- DOCUMENT EXTRACT:
This is what I'm doing but the car will not roll until I reverse away.
 
Early Trackside Assets by French author

I know in the past I have been able to get a running start on a group of cars and uncouple while slowing the locomotive and have the car continue to roll. Is this no longer possible? It seems the car stays attached until I reverse. This will make switching an impossibliity. Any Ideas?

Hi Dave - Recently I came across some early trackside assets by a French author "flavdu45". They are build 2.2.

One is an automatic "decoupleur" <kuid:53425:21006> which looks along the consist and decouples when it encounters a wagon with a different kuid from the first one found. So a rake of similar wagons can be shunted into a siding at speed and when the loco decelerates the wagons go off by themselves.

- TASK GOAL:
Copy out the entire forum text about uncoupling moving cars from a locomotive, word for word.

- GIVEN INFORMATION:

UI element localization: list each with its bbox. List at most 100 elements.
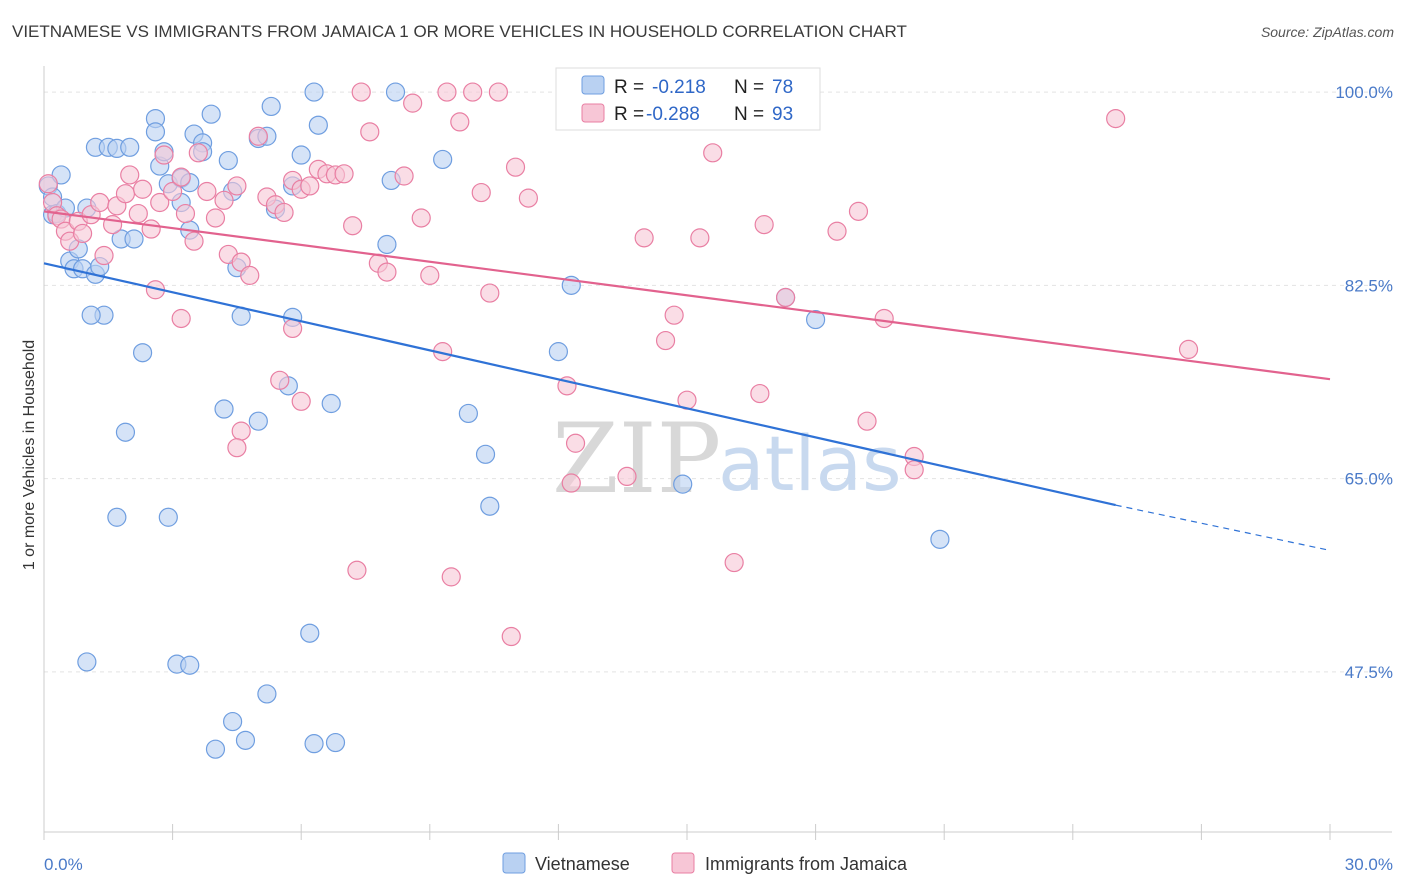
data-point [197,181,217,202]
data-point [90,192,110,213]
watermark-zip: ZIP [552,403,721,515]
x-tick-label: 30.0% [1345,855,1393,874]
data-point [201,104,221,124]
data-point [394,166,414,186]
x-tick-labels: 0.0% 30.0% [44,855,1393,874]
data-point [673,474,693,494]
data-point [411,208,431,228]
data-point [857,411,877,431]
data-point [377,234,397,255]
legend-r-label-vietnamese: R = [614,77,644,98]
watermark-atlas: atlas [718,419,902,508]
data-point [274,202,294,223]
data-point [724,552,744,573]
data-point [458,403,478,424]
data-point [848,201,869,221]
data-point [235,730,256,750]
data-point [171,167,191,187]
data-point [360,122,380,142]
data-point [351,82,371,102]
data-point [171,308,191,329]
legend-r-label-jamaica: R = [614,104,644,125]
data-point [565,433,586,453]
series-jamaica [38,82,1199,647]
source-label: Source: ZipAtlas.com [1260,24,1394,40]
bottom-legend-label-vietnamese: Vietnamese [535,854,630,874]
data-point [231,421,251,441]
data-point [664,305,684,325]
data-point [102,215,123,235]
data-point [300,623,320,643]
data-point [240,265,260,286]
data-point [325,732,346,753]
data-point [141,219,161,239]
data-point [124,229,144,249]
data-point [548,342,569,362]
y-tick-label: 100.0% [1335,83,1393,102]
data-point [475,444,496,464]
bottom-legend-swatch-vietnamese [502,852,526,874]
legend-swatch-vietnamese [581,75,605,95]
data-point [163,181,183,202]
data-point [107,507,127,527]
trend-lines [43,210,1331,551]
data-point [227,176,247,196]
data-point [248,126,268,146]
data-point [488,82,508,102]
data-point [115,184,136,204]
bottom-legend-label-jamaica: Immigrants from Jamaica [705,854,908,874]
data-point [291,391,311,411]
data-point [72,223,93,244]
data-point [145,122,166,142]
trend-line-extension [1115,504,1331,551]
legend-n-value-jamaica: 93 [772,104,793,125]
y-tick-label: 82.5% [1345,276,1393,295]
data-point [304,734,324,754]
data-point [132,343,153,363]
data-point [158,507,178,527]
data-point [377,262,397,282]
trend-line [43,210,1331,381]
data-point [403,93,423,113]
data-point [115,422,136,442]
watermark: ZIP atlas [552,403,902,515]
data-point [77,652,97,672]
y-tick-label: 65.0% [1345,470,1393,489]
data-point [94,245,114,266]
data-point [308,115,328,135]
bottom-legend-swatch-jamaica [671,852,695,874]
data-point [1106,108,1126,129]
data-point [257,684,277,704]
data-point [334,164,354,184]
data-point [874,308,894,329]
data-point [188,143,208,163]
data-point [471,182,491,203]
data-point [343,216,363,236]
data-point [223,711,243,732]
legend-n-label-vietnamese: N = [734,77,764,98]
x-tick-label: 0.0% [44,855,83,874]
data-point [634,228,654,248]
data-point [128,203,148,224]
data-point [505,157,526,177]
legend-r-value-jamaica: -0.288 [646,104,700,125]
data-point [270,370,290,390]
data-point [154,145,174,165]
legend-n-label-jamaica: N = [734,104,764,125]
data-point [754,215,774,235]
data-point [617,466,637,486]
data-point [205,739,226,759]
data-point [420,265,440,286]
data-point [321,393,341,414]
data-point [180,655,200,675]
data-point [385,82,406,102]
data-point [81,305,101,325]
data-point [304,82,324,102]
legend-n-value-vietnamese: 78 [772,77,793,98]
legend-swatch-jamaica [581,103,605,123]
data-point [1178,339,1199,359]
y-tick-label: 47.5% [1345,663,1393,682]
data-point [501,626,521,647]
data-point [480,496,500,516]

- THE SOLUTION:
This is what I'm doing but the car will not roll until I reverse away.
 
Early Trackside Assets by French author

I know in the past I have been able to get a running start on a group of cars and uncouple while slowing the locomotive and have the car continue to roll. Is this no longer possible? It seems the car stays attached until I reverse. This will make switching an impossibliity. Any Ideas?

Hi Dave - Recently I came across some early trackside assets by a French author "flavdu45". They are build 2.2.

One is an automatic "decoupleur" <kuid:53425:21006> which looks along the consist and decouples when it encounters a wagon with a different kuid from the first one found. So a rake of similar wagons can be shunted into a siding at speed and when the loco decelerates the wagons go off by themselves.